**Work required**
Where the word "till" shows up in the entries below, please copy the whole line.

---------- Provided information

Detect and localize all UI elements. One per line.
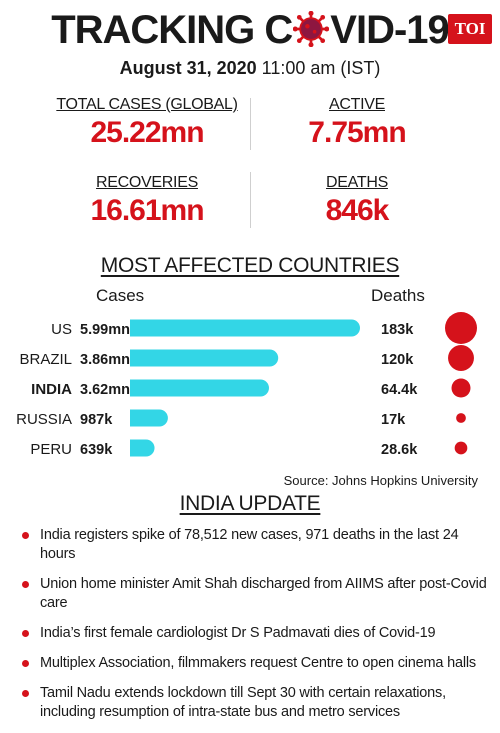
list-item-text: Tamil Nadu extends lockdown till Sept 30… [40, 685, 446, 720]
list-item-text: Multiplex Association, filmmakers reques… [40, 655, 476, 671]
country-label: INDIA [31, 381, 72, 398]
country-label: US [51, 321, 72, 338]
page-title: TRACKING C VID-19 [0, 6, 500, 54]
stat-active: ACTIVE 7.75mn [252, 96, 462, 150]
stat-value: 16.61mn [90, 194, 204, 227]
list-item-text: India’s first female cardiologist Dr S P… [40, 625, 436, 641]
deaths-bubble [454, 441, 468, 455]
stat-label: RECOVERIES [96, 174, 198, 191]
deaths-bubble [445, 312, 477, 344]
cases-label: 3.62mn [80, 382, 130, 398]
deaths-label: 64.4k [381, 382, 418, 398]
deaths-header: Deaths [371, 286, 425, 305]
cases-label: 5.99mn [80, 322, 130, 338]
deaths-bubble [448, 345, 474, 371]
cases-bar [130, 319, 360, 337]
bullet-icon [22, 532, 29, 539]
deaths-label: 183k [381, 322, 414, 338]
coronavirus-icon [293, 11, 330, 47]
deaths-label: 17k [381, 412, 406, 428]
cases-bar [130, 409, 168, 427]
stat-label: DEATHS [326, 174, 388, 191]
toi-logo: TOI [448, 14, 492, 44]
list-item: India’s first female cardiologist Dr S P… [22, 624, 492, 643]
deaths-label: 28.6k [381, 442, 418, 458]
stat-value: 7.75mn [308, 116, 406, 149]
chart-source: Source: Johns Hopkins University [283, 473, 478, 488]
cases-bar [130, 379, 269, 397]
stat-total-cases: TOTAL CASES (GLOBAL) 25.22mn [42, 96, 252, 150]
country-label: BRAZIL [19, 351, 72, 368]
stat-label: TOTAL CASES (GLOBAL) [56, 96, 238, 113]
cases-label: 3.86mn [80, 352, 130, 368]
time-text: 11:00 am (IST) [256, 58, 381, 78]
list-item: Union home minister Amit Shah discharged… [22, 575, 492, 613]
title-text-start: TRACKING C [51, 8, 293, 52]
stat-recoveries: RECOVERIES 16.61mn [42, 174, 252, 228]
date-line: August 31, 2020 11:00 am (IST) [0, 58, 500, 79]
cases-label: 987k [80, 412, 113, 428]
bullet-icon [22, 690, 29, 697]
list-item-text: India registers spike of 78,512 new case… [40, 527, 459, 562]
india-update-list: India registers spike of 78,512 new case… [22, 526, 492, 733]
list-item: Tamil Nadu extends lockdown till Sept 30… [22, 684, 492, 722]
title-text-end: VID-19 [330, 8, 449, 52]
deaths-bubble [456, 413, 466, 423]
cases-bar [130, 439, 155, 457]
india-update-title: INDIA UPDATE [179, 492, 321, 515]
cases-label: 639k [80, 442, 113, 458]
stat-value: 846k [325, 194, 390, 227]
bullet-icon [22, 581, 29, 588]
list-item: Multiplex Association, filmmakers reques… [22, 654, 492, 673]
bullet-icon [22, 630, 29, 637]
cases-header: Cases [96, 286, 145, 305]
country-label: PERU [30, 441, 72, 458]
stat-label: ACTIVE [329, 96, 385, 113]
country-label: RUSSIA [16, 411, 72, 428]
divider [250, 98, 251, 150]
cases-bar [130, 349, 279, 367]
divider [250, 172, 251, 228]
chart-title: MOST AFFECTED COUNTRIES [100, 254, 400, 277]
stat-deaths: DEATHS 846k [252, 174, 462, 228]
deaths-bubble [451, 378, 471, 398]
list-item-text: Union home minister Amit Shah discharged… [40, 576, 487, 611]
bullet-icon [22, 660, 29, 667]
date-text: August 31, 2020 [119, 58, 257, 78]
deaths-label: 120k [381, 352, 414, 368]
list-item: India registers spike of 78,512 new case… [22, 526, 492, 564]
affected-countries-chart: US 5.99mn 183k BRAZIL 3.86mn 120k INDIA 3.62mn 6… [16, 312, 477, 458]
stat-value: 25.22mn [90, 116, 204, 149]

--------------------

**Answer for this exercise**
list-item-text: Tamil Nadu extends lockdown till Sept 30… [40, 685, 446, 720]
list-item: Tamil Nadu extends lockdown till Sept 30… [22, 684, 492, 722]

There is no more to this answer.